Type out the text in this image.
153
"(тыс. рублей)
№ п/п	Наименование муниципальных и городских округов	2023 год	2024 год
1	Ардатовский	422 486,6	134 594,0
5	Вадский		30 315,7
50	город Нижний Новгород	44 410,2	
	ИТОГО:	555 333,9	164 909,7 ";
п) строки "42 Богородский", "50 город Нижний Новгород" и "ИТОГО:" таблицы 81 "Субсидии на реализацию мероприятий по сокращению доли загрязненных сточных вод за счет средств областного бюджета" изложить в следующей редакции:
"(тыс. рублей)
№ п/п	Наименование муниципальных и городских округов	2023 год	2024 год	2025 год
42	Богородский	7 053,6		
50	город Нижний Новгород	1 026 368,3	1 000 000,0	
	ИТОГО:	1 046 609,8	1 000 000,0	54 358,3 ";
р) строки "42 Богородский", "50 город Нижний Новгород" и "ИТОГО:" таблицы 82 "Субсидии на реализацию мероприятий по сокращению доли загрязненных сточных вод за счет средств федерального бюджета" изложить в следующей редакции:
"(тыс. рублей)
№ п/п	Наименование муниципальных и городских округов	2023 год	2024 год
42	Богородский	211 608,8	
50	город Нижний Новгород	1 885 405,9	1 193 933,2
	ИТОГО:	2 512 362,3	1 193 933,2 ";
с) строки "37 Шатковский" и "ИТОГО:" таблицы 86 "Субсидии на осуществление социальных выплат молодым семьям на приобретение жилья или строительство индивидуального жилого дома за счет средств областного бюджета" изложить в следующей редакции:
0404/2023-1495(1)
——————
Check all the records above and select each line where the string "реализацию" is found.

п) строки "42 Богородский", "50 город Нижний Новгород" и "ИТОГО:" таблицы 81 "Субсидии на реализацию мероприятий по сокращению доли загрязненных сточных вод за счет средств областного бюджета" изложить в следующей редакции:
р) строки "42 Богородский", "50 город Нижний Новгород" и "ИТОГО:" таблицы 82 "Субсидии на реализацию мероприятий по сокращению доли загрязненных сточных вод за счет средств федерального бюджета" изложить в следующей редакции:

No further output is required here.